Which lines contain the word "финансирования"? Return each of them as written.

# Data for this exercise start

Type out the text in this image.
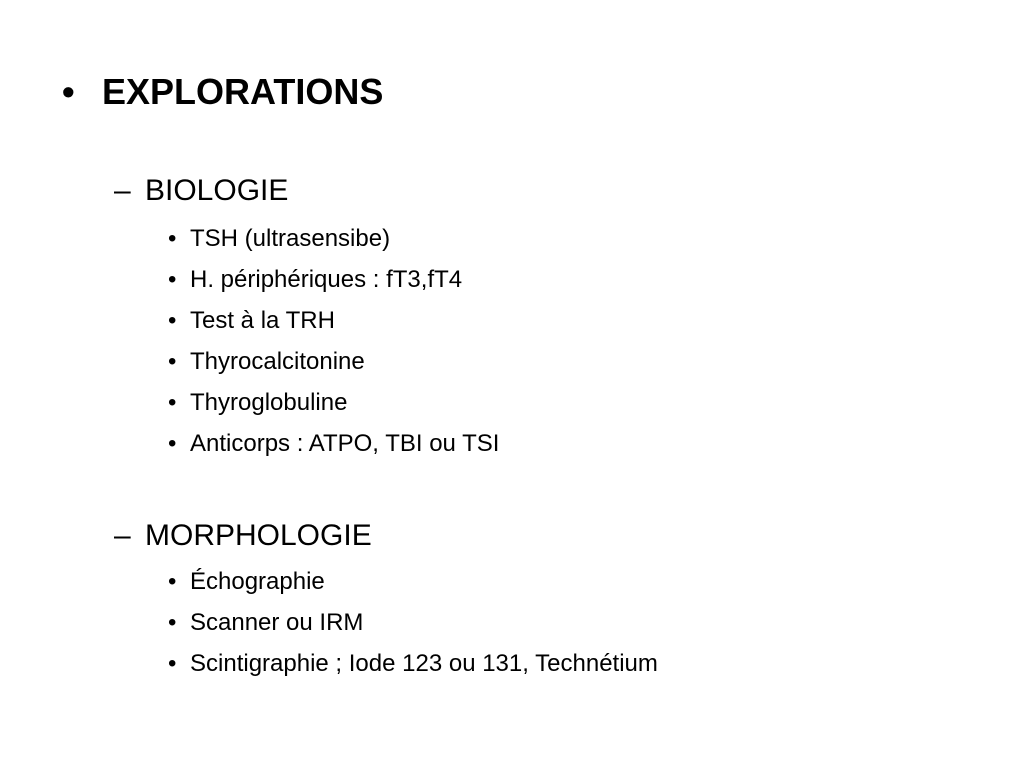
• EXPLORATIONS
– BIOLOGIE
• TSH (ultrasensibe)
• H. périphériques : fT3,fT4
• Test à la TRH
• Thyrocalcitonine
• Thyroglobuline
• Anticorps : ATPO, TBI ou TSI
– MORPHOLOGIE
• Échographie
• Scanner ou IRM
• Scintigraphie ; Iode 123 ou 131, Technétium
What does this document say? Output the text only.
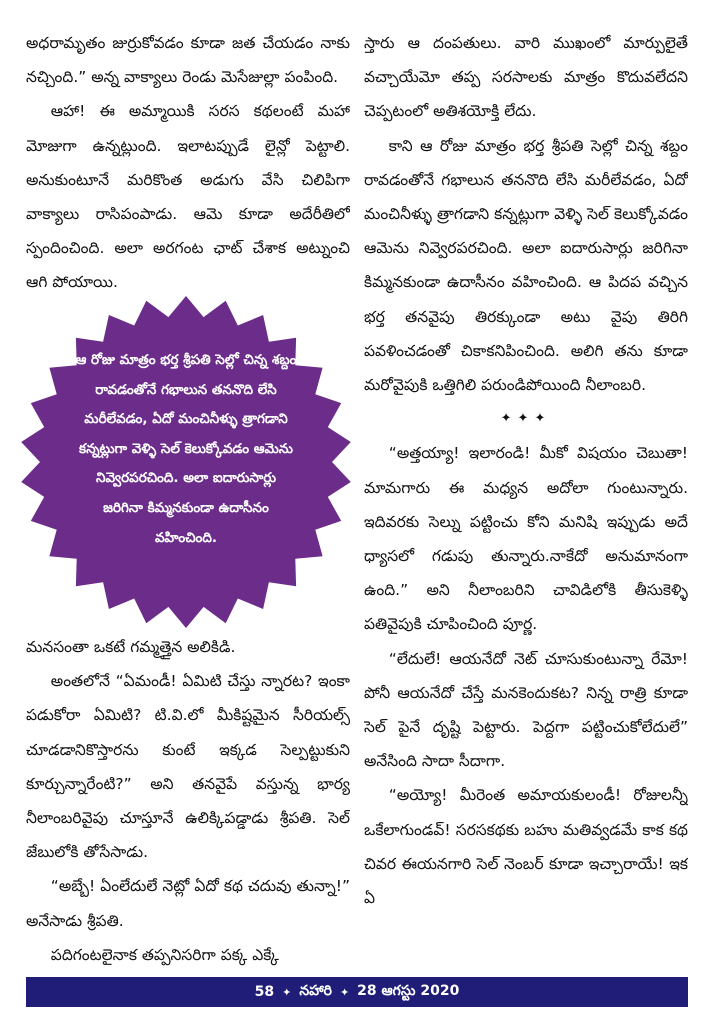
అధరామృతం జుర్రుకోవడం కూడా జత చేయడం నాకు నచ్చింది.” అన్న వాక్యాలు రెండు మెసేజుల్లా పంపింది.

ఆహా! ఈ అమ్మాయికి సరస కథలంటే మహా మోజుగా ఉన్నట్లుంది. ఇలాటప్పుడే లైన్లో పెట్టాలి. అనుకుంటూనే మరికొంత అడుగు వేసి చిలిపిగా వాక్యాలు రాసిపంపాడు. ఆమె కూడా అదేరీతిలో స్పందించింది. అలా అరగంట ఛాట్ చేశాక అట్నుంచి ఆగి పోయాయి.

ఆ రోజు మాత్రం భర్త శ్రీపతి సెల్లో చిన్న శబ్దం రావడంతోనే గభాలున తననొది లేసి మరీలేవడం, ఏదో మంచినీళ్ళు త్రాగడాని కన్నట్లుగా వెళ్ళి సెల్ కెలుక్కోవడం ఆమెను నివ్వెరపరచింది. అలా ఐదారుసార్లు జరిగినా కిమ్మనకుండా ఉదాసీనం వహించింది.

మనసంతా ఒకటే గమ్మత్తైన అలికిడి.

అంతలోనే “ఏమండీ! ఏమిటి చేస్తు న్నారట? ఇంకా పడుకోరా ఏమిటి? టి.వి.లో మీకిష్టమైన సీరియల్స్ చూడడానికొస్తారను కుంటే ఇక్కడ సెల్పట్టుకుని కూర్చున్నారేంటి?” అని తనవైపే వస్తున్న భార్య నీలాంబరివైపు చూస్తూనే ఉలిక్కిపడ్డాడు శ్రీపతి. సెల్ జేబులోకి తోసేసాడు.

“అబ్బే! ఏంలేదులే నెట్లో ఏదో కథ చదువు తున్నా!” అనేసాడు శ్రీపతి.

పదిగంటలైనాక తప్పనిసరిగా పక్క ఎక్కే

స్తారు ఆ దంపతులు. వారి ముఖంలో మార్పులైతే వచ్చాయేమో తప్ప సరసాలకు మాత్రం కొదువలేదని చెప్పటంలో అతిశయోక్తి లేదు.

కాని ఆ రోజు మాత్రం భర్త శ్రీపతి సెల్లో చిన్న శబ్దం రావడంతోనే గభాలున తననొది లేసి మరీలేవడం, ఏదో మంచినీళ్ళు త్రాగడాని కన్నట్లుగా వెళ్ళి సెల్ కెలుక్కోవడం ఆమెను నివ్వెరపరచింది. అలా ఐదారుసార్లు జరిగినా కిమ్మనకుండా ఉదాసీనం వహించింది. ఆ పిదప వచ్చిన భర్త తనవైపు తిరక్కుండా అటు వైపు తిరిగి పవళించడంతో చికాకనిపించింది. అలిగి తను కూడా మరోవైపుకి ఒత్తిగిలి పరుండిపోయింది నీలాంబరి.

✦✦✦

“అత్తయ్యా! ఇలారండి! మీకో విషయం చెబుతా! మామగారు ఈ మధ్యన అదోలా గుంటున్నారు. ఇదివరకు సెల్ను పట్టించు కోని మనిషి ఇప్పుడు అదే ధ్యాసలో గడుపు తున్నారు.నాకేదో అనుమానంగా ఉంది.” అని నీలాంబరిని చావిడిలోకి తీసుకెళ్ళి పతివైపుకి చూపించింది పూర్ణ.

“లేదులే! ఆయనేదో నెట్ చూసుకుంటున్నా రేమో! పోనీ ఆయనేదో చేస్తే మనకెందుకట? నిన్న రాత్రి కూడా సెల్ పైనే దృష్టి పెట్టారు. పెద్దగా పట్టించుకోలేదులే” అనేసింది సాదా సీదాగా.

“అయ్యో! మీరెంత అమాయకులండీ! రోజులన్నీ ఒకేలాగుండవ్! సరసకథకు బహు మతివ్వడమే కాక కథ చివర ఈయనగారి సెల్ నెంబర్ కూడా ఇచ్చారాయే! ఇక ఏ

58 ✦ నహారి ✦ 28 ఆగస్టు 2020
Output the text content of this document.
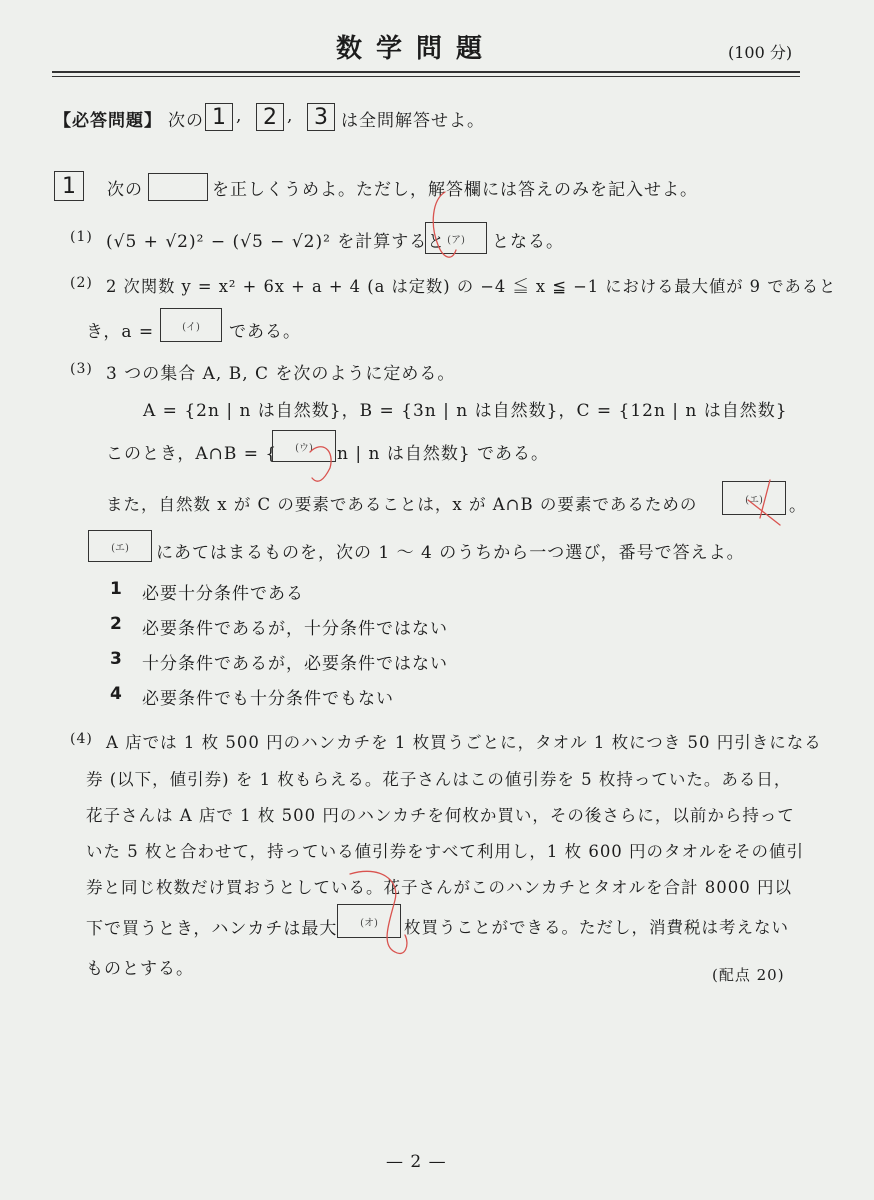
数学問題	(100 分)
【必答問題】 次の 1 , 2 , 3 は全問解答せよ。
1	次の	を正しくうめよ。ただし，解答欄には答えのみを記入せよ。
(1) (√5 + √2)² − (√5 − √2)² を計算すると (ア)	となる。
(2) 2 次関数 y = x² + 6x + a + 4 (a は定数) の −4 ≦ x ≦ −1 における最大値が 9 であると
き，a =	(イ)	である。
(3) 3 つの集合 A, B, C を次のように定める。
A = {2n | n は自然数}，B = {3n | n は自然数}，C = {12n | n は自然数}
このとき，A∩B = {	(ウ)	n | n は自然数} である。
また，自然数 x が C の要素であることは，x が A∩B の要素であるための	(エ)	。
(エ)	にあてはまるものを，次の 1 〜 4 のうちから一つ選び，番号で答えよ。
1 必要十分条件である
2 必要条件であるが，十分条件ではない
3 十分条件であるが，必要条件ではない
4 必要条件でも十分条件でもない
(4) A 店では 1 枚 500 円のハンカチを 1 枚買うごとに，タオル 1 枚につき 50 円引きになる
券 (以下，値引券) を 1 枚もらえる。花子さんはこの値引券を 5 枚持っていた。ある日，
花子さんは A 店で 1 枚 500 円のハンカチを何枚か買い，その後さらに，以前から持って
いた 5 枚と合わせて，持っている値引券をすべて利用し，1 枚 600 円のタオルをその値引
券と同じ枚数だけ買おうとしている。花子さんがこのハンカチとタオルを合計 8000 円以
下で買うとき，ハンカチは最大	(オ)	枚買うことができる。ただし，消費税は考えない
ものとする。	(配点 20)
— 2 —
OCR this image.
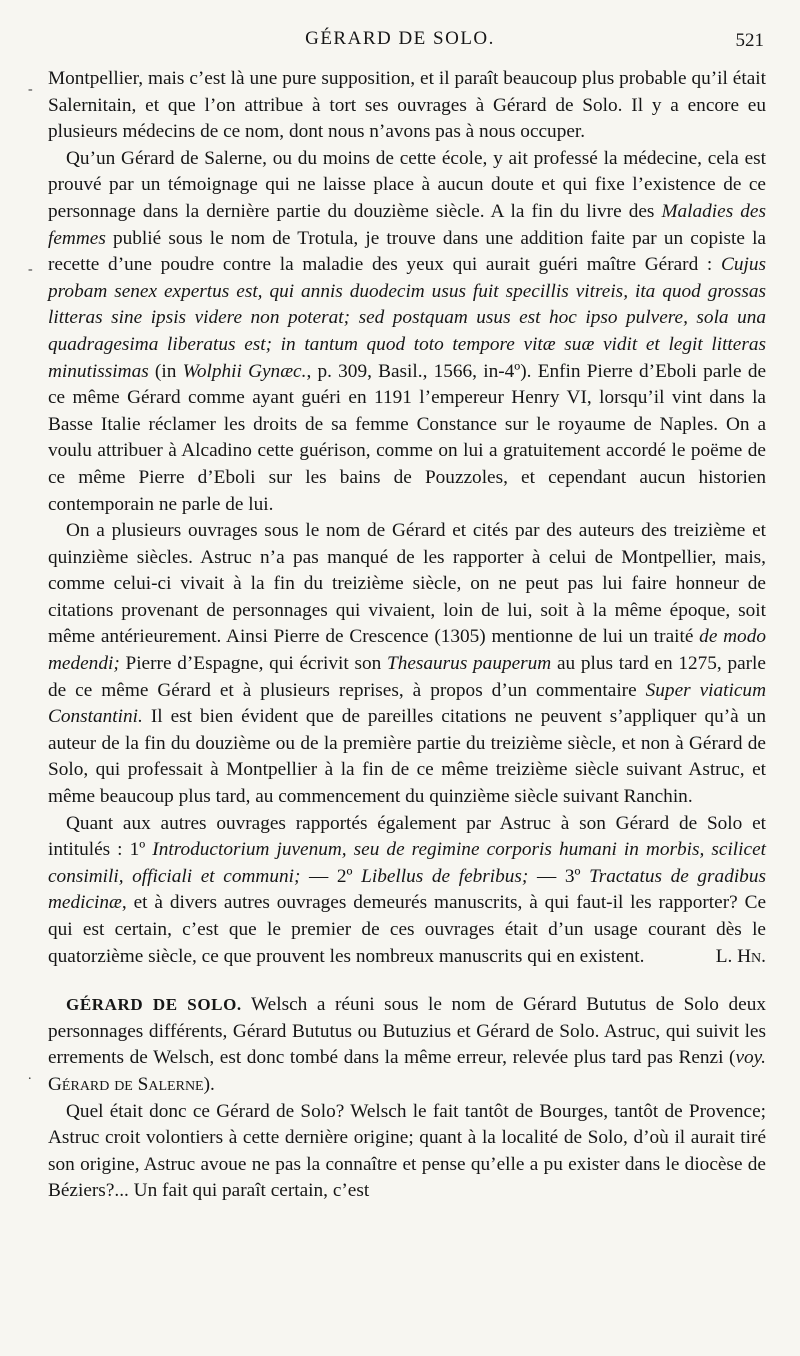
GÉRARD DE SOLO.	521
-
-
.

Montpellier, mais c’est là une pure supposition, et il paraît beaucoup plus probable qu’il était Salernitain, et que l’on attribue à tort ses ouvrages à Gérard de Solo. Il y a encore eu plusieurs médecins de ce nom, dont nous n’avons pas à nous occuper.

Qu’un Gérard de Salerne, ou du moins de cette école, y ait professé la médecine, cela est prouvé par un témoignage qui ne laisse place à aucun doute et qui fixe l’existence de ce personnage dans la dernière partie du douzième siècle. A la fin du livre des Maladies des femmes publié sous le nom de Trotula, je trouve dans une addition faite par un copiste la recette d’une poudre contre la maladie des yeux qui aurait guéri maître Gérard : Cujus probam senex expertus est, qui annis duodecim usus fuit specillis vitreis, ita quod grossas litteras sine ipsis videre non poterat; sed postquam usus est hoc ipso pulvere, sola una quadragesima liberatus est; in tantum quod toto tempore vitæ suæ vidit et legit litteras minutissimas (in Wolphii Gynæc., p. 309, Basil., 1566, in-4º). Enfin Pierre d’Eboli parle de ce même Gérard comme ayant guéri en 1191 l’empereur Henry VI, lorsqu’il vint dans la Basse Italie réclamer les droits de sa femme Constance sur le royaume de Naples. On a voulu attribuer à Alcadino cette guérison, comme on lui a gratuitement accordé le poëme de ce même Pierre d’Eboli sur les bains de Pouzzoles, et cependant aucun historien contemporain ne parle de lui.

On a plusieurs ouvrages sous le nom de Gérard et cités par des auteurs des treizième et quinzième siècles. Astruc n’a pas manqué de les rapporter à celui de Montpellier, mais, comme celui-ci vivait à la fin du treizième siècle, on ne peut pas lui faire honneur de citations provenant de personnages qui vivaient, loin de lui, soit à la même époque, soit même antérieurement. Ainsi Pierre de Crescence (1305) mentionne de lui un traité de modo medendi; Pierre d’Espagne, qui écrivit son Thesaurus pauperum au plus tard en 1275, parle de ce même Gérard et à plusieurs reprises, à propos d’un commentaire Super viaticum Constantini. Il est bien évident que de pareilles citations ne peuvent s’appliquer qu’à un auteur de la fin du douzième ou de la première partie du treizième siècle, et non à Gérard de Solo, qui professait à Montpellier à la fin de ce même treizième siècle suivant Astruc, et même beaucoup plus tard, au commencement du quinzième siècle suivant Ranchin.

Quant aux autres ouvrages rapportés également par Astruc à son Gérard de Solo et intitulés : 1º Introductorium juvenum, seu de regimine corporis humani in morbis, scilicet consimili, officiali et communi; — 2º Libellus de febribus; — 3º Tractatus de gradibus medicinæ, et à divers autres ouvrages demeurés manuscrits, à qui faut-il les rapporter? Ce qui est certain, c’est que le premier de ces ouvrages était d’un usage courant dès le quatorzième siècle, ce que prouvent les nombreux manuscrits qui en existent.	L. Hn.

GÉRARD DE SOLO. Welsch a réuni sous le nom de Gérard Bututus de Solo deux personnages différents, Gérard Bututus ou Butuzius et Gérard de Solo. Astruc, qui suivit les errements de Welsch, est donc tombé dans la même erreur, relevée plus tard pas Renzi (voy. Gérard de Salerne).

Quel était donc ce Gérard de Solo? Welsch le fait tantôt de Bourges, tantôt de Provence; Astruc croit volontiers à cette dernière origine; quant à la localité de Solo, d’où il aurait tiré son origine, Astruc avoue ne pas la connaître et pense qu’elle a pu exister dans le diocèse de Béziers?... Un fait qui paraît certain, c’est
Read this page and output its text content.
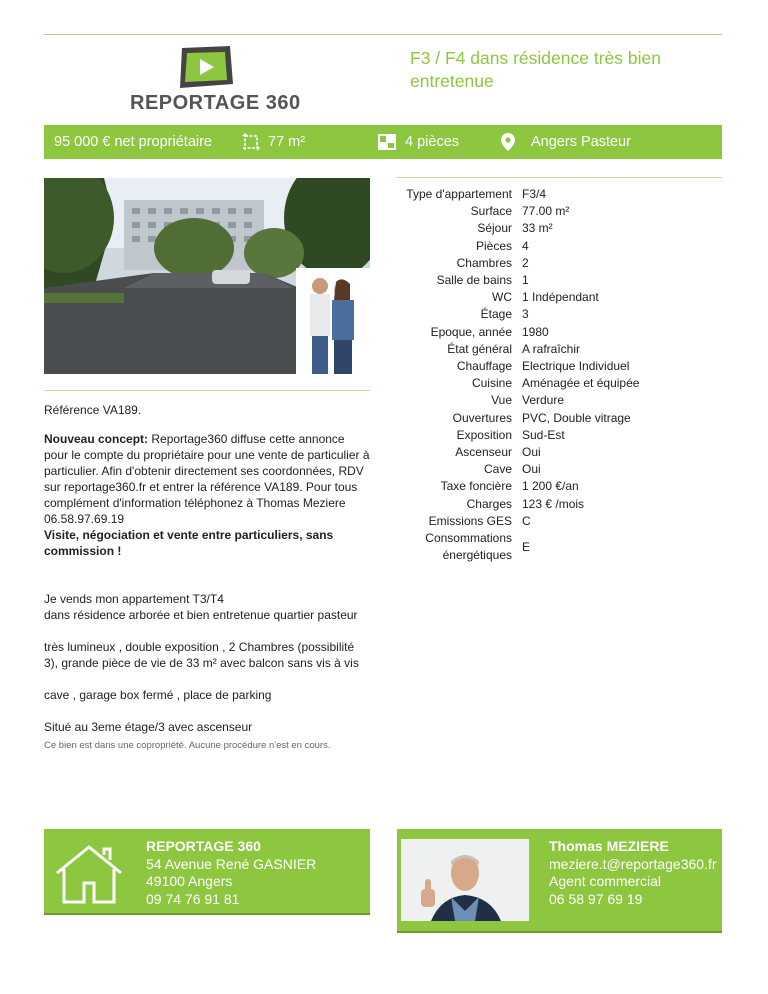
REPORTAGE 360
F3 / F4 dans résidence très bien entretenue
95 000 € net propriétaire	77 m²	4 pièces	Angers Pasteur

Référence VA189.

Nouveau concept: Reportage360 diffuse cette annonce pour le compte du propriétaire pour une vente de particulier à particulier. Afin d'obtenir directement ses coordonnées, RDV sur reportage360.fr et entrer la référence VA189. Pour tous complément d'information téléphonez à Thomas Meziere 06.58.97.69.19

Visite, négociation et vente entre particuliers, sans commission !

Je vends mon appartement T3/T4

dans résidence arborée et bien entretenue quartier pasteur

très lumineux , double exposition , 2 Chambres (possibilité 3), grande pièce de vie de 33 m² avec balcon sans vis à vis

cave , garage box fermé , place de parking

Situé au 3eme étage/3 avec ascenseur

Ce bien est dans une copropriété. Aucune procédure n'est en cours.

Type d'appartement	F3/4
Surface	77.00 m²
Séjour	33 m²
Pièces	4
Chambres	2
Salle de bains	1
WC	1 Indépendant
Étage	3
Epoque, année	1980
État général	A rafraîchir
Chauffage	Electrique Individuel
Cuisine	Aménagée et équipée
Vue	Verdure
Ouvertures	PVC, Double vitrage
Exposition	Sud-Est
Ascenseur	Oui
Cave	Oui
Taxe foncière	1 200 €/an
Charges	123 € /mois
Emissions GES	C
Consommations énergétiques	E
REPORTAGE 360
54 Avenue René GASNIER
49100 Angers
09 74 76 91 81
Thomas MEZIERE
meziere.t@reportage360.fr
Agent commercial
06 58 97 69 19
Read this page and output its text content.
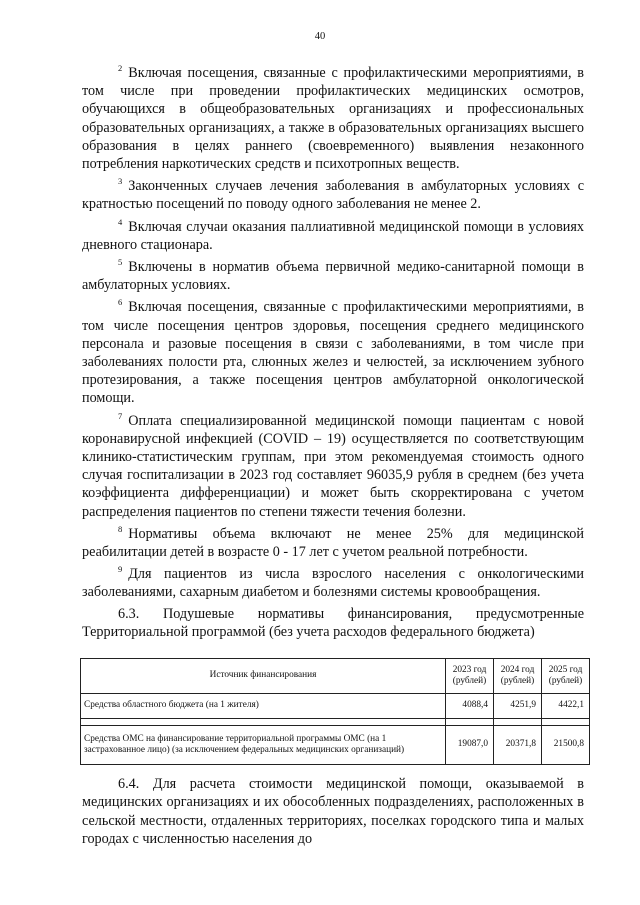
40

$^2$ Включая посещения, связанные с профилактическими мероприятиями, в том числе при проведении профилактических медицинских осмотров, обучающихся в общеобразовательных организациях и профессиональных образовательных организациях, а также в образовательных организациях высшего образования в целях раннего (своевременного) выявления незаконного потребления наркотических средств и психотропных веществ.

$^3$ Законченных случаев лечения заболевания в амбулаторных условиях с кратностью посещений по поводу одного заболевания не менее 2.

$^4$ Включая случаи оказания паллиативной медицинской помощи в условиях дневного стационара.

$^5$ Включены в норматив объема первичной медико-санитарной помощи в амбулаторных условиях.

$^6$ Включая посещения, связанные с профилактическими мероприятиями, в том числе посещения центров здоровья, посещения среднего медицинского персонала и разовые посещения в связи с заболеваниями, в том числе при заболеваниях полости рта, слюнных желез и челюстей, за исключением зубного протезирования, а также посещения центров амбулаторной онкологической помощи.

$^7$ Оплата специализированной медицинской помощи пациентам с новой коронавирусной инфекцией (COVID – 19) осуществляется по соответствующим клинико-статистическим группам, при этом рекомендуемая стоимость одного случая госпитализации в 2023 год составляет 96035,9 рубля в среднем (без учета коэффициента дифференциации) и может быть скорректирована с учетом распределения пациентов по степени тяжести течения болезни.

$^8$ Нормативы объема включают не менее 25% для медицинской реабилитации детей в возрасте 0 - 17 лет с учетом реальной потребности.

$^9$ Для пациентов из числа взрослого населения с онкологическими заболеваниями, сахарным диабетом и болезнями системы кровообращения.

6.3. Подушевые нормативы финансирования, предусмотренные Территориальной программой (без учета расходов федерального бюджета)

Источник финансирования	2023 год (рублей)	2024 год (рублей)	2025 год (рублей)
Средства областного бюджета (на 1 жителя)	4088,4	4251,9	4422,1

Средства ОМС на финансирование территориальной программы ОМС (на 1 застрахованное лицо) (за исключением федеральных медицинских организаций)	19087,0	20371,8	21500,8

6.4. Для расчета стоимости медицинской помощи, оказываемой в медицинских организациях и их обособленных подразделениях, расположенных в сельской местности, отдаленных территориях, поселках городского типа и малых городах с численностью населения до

# Data for this exercise end

• Result below
6.3. Подушевые нормативы финансирования, предусмотренные Территориальной программой (без учета расходов федерального бюджета)
Источник финансирования	2023 год (рублей)	2024 год (рублей)	2025 год (рублей)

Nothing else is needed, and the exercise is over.